### Set task
Pull every line containing "label" from the entries.

═══ Record set ═══

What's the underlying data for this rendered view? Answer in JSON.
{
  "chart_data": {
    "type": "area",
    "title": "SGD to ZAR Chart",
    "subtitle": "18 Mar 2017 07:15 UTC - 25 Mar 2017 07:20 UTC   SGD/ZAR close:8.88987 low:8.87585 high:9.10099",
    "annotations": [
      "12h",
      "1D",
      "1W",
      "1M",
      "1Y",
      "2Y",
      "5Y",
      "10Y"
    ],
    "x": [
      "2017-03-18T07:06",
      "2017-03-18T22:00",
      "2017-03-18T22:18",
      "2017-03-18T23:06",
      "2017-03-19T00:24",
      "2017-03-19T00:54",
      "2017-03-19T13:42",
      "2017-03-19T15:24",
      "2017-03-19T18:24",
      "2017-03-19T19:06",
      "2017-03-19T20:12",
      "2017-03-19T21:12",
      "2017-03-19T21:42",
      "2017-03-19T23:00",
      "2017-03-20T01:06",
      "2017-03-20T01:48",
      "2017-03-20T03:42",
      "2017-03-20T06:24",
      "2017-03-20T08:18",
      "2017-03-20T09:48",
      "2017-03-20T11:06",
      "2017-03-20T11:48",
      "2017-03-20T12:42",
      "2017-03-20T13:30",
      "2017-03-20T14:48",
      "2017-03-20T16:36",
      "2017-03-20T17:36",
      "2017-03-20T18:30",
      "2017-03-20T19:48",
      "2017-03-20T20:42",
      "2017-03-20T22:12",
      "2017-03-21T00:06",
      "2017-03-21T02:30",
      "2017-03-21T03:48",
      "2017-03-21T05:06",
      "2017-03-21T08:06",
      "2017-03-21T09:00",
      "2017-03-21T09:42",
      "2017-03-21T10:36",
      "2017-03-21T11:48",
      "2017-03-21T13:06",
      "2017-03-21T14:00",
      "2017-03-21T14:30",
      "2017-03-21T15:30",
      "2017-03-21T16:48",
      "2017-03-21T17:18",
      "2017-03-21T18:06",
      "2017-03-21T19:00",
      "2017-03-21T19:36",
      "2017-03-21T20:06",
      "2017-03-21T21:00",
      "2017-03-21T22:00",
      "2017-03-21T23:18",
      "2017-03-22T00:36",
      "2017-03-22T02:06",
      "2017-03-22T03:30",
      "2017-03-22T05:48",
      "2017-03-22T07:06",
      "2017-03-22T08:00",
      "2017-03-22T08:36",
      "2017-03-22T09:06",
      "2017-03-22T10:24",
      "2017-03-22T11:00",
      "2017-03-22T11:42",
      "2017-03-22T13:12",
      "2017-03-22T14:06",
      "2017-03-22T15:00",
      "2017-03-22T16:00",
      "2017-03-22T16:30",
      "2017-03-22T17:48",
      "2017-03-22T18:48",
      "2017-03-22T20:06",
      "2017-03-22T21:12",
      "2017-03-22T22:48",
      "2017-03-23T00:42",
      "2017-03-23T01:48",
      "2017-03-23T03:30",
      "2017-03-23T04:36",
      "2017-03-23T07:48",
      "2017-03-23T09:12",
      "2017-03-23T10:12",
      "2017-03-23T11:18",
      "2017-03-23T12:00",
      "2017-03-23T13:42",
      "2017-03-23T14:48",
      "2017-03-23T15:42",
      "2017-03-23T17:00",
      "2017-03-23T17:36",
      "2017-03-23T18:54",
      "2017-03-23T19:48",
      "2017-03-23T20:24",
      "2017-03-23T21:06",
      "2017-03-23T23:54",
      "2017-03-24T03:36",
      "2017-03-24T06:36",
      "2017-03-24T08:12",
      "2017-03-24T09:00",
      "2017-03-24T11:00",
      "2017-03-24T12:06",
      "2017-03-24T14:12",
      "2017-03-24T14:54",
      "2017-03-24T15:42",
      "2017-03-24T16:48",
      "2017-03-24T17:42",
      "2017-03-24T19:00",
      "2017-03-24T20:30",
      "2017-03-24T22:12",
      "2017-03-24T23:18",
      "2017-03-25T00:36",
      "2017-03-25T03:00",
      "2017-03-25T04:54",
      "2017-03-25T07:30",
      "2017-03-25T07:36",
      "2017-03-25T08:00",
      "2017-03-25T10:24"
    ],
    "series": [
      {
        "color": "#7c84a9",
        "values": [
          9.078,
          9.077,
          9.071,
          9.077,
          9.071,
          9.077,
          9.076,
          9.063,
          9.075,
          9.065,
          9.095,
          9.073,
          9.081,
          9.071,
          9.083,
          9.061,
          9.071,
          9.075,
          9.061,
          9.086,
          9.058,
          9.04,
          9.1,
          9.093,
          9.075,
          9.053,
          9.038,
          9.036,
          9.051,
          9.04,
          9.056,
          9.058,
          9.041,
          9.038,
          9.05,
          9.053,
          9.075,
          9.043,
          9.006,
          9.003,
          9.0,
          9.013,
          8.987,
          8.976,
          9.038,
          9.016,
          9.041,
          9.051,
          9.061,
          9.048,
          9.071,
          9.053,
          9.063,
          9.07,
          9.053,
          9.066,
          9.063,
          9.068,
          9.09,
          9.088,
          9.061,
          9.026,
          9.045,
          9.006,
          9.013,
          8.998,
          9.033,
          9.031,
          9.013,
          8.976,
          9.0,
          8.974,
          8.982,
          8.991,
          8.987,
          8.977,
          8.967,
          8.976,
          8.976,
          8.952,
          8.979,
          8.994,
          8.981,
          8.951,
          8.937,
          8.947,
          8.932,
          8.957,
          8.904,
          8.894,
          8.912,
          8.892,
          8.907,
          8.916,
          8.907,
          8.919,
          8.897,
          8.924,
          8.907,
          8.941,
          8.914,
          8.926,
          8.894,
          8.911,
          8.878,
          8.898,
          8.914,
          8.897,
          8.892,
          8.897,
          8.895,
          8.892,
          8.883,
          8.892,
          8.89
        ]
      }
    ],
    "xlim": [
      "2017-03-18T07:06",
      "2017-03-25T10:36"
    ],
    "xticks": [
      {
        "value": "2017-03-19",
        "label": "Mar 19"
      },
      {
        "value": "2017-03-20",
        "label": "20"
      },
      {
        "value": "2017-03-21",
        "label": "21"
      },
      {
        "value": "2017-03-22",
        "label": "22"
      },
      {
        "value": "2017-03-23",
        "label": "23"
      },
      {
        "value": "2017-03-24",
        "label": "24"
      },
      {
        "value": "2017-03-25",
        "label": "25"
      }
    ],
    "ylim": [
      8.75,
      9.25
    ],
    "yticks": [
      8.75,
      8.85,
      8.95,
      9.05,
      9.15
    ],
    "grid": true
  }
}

═══

### Response below
        "label": "Mar 19"
        "label": "20"
        "label": "21"
        "label": "22"
        "label": "23"
        "label": "24"
        "label": "25"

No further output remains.